[Data entries]
__________
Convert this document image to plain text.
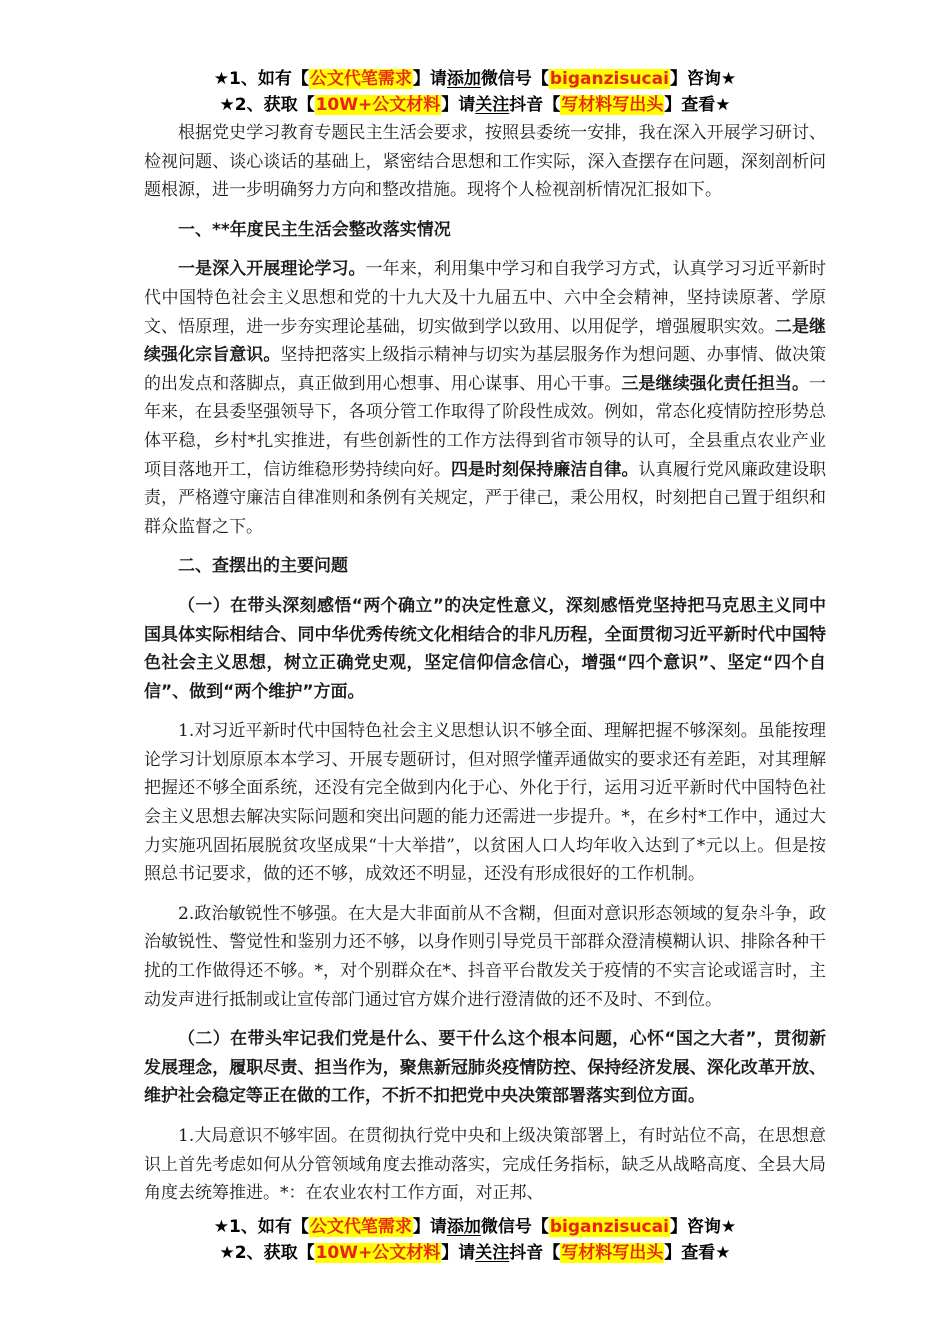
★1、如有【公文代笔需求】请添加微信号【biganzisucai】咨询★
★2、获取【10W+公文材料】请关注抖音【写材料写出头】查看★

根据党史学习教育专题民主生活会要求，按照县委统一安排，我在深入开展学习研讨、检视问题、谈心谈话的基础上，紧密结合思想和工作实际，深入查摆存在问题，深刻剖析问题根源，进一步明确努力方向和整改措施。现将个人检视剖析情况汇报如下。

一、**年度民主生活会整改落实情况

一是深入开展理论学习。一年来，利用集中学习和自我学习方式，认真学习习近平新时代中国特色社会主义思想和党的十九大及十九届五中、六中全会精神，坚持读原著、学原文、悟原理，进一步夯实理论基础，切实做到学以致用、以用促学，增强履职实效。二是继续强化宗旨意识。坚持把落实上级指示精神与切实为基层服务作为想问题、办事情、做决策的出发点和落脚点，真正做到用心想事、用心谋事、用心干事。三是继续强化责任担当。一年来，在县委坚强领导下，各项分管工作取得了阶段性成效。例如，常态化疫情防控形势总体平稳，乡村*扎实推进，有些创新性的工作方法得到省市领导的认可，全县重点农业产业项目落地开工，信访维稳形势持续向好。四是时刻保持廉洁自律。认真履行党风廉政建设职责，严格遵守廉洁自律准则和条例有关规定，严于律己，秉公用权，时刻把自己置于组织和群众监督之下。

二、查摆出的主要问题

（一）在带头深刻感悟“两个确立”的决定性意义，深刻感悟党坚持把马克思主义同中国具体实际相结合、同中华优秀传统文化相结合的非凡历程，全面贯彻习近平新时代中国特色社会主义思想，树立正确党史观，坚定信仰信念信心，增强“四个意识”、坚定“四个自信”、做到“两个维护”方面。

1.对习近平新时代中国特色社会主义思想认识不够全面、理解把握不够深刻。虽能按理论学习计划原原本本学习、开展专题研讨，但对照学懂弄通做实的要求还有差距，对其理解把握还不够全面系统，还没有完全做到内化于心、外化于行，运用习近平新时代中国特色社会主义思想去解决实际问题和突出问题的能力还需进一步提升。*，在乡村*工作中，通过大力实施巩固拓展脱贫攻坚成果“十大举措”，以贫困人口人均年收入达到了*元以上。但是按照总书记要求，做的还不够，成效还不明显，还没有形成很好的工作机制。

2.政治敏锐性不够强。在大是大非面前从不含糊，但面对意识形态领域的复杂斗争，政治敏锐性、警觉性和鉴别力还不够，以身作则引导党员干部群众澄清模糊认识、排除各种干扰的工作做得还不够。*，对个别群众在*、抖音平台散发关于疫情的不实言论或谣言时，主动发声进行抵制或让宣传部门通过官方媒介进行澄清做的还不及时、不到位。

（二）在带头牢记我们党是什么、要干什么这个根本问题，心怀“国之大者”，贯彻新发展理念，履职尽责、担当作为，聚焦新冠肺炎疫情防控、保持经济发展、深化改革开放、维护社会稳定等正在做的工作，不折不扣把党中央决策部署落实到位方面。

1.大局意识不够牢固。在贯彻执行党中央和上级决策部署上，有时站位不高，在思想意识上首先考虑如何从分管领域角度去推动落实，完成任务指标，缺乏从战略高度、全县大局角度去统筹推进。*：在农业农村工作方面，对正邦、

★1、如有【公文代笔需求】请添加微信号【biganzisucai】咨询★
★2、获取【10W+公文材料】请关注抖音【写材料写出头】查看★
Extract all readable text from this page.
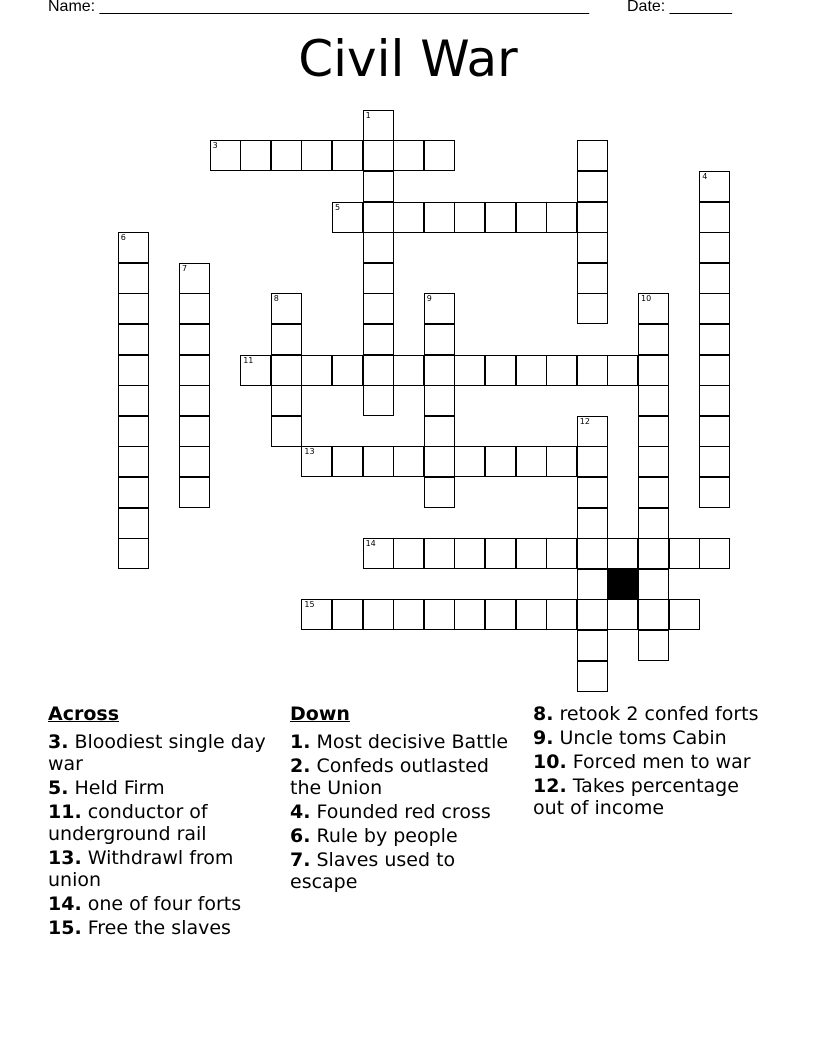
Name: _______________________________________________________ Date: _______
Civil War
1
3
4
5
6
7
8	9	10
11
12
13
14
15
Across
3. Bloodiest single day war
5. Held Firm
11. conductor of underground rail
13. Withdrawl from union
14. one of four forts
15. Free the slaves
Down
1. Most decisive Battle
2. Confeds outlasted the Union
4. Founded red cross
6. Rule by people
7. Slaves used to escape
8. retook 2 confed forts
9. Uncle toms Cabin
10. Forced men to war
12. Takes percentage out of income
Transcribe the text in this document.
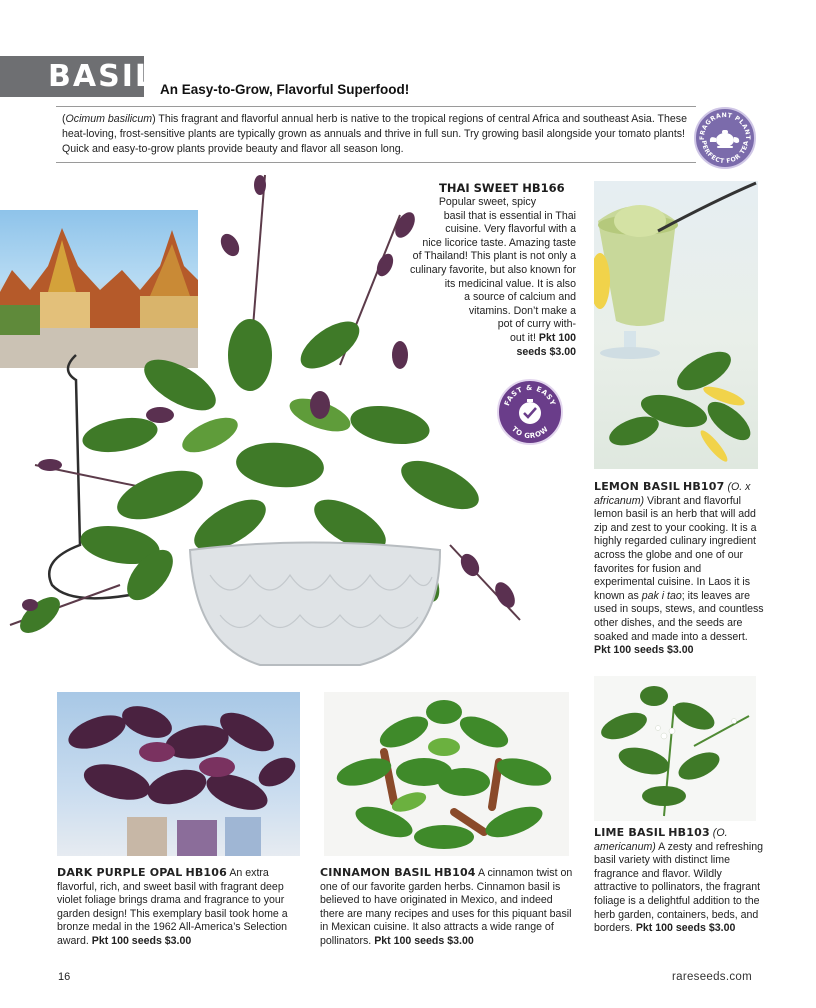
BASIL An Easy-to-Grow, Flavorful Superfood!
(Ocimum basilicum) This fragrant and flavorful annual herb is native to the tropical regions of central Africa and southeast Asia. These heat-loving, frost-sensitive plants are typically grown as annuals and thrive in full sun. Try growing basil alongside your tomato plants! Quick and easy-to-grow plants provide beauty and flavor all season long.
FRAGRANT PLANT
PERFECT FOR TEA
FAST & EASY
TO GROW
THAI SWEET HB166
Popular sweet, spicy
basil that is essential in Thai
cuisine. Very flavorful with a
nice licorice taste. Amazing taste
of Thailand! This plant is not only a
culinary favorite, but also known for
its medicinal value. It is also
a source of calcium and
vitamins. Don’t make a
pot of curry with-
out it! Pkt 100
seeds $3.00
LEMON BASIL HB107 (O. x africanum) Vibrant and flavorful lemon basil is an herb that will add zip and zest to your cooking. It is a highly regarded culinary ingredient across the globe and one of our favorites for fusion and experimental cuisine. In Laos it is known as pak i tao; its leaves are used in soups, stews, and countless other dishes, and the seeds are soaked and made into a dessert. Pkt 100 seeds $3.00
LIME BASIL HB103 (O. americanum) A zesty and refreshing basil variety with distinct lime fragrance and flavor. Wildly attractive to pollinators, the fragrant foliage is a delightful addition to the herb garden, containers, beds, and borders. Pkt 100 seeds $3.00
DARK PURPLE OPAL HB106 An extra flavorful, rich, and sweet basil with fragrant deep violet foliage brings drama and fragrance to your garden design! This exemplary basil took home a bronze medal in the 1962 All-America’s Selection award. Pkt 100 seeds $3.00
CINNAMON BASIL HB104 A cinnamon twist on one of our favorite garden herbs. Cinnamon basil is believed to have originated in Mexico, and indeed there are many recipes and uses for this piquant basil in Mexican cuisine. It also attracts a wide range of pollinators. Pkt 100 seeds $3.00
16	rareseeds.com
__________
Search the listing for the string "that". Copy each line where it turns up.

* RESPONSE BELOW
basil that is essential in Thai
LEMON BASIL HB107 (O. x africanum) Vibrant and flavorful lemon basil is an herb that will add zip and zest to your cooking. It is a highly regarded culinary ingredient across the globe and one of our favorites for fusion and experimental cuisine. In Laos it is known as pak i tao; its leaves are used in soups, stews, and countless other dishes, and the seeds are soaked and made into a dessert. Pkt 100 seeds $3.00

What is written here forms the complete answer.